• _Problem requirements_: Within the records that follow, find every line containing the string "color". Copy those lines.

• _Raw data_:
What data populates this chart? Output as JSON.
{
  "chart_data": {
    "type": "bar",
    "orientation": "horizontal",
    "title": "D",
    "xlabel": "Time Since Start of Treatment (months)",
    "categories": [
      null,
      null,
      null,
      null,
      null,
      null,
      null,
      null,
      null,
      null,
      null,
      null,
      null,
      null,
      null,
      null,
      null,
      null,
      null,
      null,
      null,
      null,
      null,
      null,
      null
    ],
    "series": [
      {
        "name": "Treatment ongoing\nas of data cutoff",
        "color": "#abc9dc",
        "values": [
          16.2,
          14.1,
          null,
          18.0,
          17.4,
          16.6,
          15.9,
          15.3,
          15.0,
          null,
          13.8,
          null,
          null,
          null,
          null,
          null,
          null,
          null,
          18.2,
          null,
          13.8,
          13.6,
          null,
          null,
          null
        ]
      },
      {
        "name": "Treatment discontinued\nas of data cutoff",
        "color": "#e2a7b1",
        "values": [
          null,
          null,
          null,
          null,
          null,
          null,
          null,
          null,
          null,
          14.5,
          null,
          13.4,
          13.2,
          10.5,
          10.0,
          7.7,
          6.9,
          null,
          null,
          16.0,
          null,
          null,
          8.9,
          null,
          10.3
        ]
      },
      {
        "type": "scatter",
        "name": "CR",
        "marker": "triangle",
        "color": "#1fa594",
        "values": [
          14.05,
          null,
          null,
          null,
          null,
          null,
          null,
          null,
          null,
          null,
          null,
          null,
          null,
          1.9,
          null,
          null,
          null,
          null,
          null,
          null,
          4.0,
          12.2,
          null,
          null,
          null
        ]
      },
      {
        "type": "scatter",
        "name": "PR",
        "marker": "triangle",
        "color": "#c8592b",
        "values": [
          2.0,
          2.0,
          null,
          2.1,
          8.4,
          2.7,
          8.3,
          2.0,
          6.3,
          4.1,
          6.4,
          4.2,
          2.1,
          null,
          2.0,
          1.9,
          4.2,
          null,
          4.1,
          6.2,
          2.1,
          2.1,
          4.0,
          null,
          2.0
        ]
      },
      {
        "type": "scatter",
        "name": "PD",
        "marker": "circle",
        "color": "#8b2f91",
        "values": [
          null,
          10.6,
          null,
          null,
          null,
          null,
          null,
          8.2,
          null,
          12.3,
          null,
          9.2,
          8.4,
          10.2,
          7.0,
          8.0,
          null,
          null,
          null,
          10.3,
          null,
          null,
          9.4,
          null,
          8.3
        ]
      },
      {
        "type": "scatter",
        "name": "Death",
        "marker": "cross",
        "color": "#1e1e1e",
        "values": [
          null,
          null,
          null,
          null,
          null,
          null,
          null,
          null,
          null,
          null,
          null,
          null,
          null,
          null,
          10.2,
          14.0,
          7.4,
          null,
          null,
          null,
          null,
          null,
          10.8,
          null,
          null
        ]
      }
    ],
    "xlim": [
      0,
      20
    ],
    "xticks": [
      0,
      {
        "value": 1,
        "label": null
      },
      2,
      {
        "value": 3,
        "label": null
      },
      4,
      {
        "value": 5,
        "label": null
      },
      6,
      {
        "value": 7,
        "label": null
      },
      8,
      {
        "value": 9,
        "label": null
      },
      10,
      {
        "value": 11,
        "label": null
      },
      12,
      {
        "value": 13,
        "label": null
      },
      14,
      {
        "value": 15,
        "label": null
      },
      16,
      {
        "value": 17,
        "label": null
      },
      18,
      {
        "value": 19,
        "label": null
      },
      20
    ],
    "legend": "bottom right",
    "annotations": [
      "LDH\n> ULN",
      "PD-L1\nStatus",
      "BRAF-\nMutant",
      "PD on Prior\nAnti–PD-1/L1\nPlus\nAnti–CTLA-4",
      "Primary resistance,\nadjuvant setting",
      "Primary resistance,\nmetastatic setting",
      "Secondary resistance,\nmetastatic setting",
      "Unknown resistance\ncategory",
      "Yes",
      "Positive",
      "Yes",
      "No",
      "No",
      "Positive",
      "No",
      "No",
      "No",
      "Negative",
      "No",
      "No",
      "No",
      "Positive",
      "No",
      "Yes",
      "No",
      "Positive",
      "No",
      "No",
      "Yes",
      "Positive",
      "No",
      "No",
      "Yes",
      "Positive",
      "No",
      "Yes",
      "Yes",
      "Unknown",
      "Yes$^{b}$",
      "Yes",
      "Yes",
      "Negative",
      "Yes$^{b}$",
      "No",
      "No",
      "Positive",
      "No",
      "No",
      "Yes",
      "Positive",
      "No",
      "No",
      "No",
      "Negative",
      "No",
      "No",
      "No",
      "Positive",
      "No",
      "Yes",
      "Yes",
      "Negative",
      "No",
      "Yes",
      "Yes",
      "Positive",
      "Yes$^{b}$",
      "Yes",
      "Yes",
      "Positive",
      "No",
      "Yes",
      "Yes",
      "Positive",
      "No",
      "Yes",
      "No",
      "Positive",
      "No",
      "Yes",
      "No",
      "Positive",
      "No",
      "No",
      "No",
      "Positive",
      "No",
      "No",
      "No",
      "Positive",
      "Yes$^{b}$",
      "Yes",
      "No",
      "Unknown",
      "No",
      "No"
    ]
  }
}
--
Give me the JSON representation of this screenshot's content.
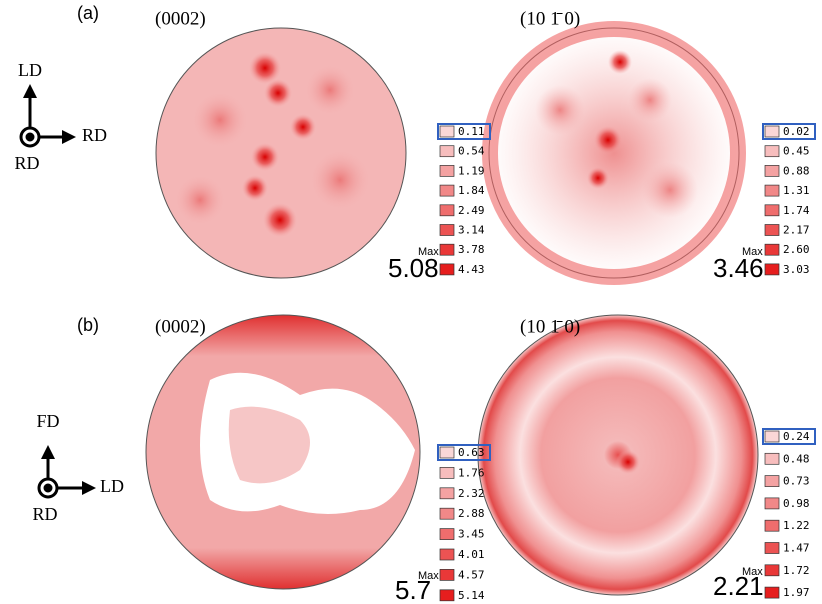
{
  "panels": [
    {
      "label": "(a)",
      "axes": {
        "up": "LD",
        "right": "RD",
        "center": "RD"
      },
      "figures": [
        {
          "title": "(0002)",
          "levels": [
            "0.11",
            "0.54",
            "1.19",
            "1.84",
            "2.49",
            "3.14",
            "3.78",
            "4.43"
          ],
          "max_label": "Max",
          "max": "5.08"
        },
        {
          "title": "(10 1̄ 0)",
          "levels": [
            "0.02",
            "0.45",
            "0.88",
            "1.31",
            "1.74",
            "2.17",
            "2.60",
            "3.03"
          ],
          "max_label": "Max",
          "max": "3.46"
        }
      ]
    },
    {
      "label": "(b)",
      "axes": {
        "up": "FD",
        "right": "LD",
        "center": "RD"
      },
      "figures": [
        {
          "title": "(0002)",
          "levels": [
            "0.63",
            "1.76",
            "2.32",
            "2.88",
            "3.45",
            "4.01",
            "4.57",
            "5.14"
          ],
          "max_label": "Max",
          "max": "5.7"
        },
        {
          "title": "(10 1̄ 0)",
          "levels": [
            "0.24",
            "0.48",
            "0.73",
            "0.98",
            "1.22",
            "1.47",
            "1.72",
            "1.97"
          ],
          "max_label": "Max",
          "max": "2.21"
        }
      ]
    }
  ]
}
* * *
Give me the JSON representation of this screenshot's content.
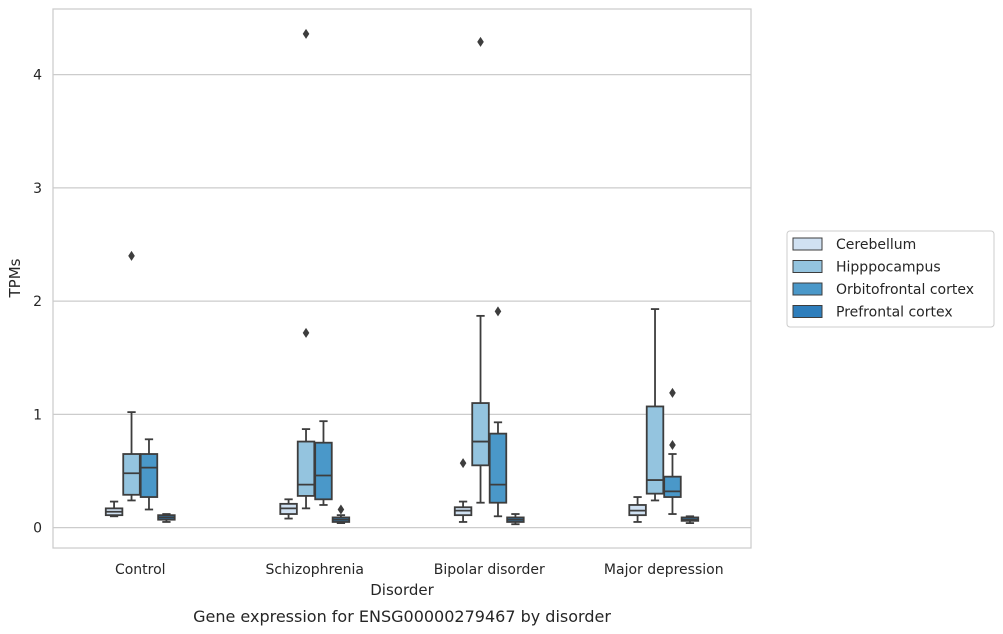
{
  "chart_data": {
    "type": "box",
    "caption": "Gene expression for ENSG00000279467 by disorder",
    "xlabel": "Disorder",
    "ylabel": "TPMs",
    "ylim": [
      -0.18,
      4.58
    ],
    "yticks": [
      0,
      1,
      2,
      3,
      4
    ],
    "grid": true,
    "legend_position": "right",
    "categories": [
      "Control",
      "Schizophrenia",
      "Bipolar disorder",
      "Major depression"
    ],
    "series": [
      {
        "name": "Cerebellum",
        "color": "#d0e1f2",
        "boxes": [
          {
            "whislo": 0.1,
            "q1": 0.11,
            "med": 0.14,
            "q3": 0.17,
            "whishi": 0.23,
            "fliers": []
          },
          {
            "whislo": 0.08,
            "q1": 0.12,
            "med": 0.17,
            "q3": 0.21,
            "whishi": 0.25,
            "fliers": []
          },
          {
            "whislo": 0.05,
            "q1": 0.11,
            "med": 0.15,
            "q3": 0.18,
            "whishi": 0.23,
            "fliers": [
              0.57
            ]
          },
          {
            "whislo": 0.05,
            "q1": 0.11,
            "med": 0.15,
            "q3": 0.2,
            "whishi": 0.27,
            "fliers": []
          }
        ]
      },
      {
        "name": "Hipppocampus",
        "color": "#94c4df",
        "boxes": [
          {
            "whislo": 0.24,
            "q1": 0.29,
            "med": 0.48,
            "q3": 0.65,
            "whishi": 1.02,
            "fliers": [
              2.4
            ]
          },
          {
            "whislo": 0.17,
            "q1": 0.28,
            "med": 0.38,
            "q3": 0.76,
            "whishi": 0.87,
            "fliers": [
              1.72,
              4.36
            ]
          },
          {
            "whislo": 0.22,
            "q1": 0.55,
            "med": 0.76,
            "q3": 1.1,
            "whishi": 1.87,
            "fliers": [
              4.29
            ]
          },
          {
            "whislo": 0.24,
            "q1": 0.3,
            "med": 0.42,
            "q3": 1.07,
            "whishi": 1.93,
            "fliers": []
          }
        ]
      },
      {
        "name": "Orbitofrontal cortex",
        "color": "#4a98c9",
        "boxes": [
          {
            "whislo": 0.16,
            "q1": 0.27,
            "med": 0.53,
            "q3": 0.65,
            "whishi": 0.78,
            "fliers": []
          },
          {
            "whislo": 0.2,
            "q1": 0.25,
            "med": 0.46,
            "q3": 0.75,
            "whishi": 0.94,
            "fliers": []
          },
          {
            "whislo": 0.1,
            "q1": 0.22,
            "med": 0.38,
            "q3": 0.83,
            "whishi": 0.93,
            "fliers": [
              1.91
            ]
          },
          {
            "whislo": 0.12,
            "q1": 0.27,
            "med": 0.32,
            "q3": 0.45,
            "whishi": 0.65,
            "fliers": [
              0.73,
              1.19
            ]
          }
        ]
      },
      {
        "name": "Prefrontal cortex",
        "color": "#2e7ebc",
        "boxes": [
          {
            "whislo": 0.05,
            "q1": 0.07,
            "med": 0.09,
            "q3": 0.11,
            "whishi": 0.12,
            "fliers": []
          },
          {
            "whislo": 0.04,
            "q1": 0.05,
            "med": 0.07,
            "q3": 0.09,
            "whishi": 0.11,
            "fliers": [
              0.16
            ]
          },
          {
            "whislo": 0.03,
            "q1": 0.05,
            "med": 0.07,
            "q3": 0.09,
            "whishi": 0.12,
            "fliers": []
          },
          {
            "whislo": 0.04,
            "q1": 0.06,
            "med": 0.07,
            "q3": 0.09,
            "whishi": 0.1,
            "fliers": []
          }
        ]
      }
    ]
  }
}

• _Task solution_:
        "color": "#abc9dc",
        "color": "#e2a7b1",
        "color": "#1fa594",
        "color": "#c8592b",
        "color": "#8b2f91",
        "color": "#1e1e1e",
        "color": "#d0e1f2",
        "color": "#94c4df",
        "color": "#4a98c9",
        "color": "#2e7ebc",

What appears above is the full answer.